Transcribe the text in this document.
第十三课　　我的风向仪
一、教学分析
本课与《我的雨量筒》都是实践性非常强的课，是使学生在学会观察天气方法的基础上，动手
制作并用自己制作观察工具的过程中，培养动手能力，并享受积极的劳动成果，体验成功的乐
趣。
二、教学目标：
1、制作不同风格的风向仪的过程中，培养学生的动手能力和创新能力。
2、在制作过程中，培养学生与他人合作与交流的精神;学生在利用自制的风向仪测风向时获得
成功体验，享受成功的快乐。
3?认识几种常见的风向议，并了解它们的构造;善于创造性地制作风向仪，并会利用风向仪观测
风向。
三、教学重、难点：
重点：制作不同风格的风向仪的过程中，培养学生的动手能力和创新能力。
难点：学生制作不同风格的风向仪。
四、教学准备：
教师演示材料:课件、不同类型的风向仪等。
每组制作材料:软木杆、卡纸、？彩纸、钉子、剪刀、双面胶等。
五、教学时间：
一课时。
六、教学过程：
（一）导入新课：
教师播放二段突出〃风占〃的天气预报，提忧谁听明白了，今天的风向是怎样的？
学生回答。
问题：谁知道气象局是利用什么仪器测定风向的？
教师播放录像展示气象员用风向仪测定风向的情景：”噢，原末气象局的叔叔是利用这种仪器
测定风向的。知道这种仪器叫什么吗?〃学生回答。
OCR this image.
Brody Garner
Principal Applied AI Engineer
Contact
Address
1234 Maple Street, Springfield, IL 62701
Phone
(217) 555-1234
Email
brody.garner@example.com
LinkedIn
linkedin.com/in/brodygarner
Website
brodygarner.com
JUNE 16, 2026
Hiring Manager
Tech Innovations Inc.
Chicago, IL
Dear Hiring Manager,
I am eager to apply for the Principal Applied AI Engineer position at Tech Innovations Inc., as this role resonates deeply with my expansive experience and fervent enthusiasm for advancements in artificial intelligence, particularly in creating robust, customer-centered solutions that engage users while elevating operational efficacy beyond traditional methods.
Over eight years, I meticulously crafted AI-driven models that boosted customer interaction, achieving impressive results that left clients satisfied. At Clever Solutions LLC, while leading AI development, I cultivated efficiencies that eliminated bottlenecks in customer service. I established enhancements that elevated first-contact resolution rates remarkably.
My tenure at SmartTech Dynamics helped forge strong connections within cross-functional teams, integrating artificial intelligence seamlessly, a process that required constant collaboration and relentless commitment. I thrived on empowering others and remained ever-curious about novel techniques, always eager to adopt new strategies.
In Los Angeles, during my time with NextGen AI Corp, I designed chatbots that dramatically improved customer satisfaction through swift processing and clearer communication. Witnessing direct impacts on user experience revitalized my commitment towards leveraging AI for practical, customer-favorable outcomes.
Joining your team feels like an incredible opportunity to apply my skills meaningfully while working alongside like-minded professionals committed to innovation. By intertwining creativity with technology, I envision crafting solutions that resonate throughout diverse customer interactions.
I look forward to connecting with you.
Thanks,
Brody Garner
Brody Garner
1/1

### AIM OF THE EXERCISE
From the listing above, pick out each line where the word "this" appears.

### CORRECT RESPONSE
Transcribe the text in this document.
OCR this image.
I am eager to apply for the Principal Applied AI Engineer position at Tech Innovations Inc., as this role resonates deeply with my expansive experience and fervent enthusiasm for advancements in artificial intelligence, particularly in creating robust, customer-centered solutions that engage users while elevating operational efficacy beyond traditional methods.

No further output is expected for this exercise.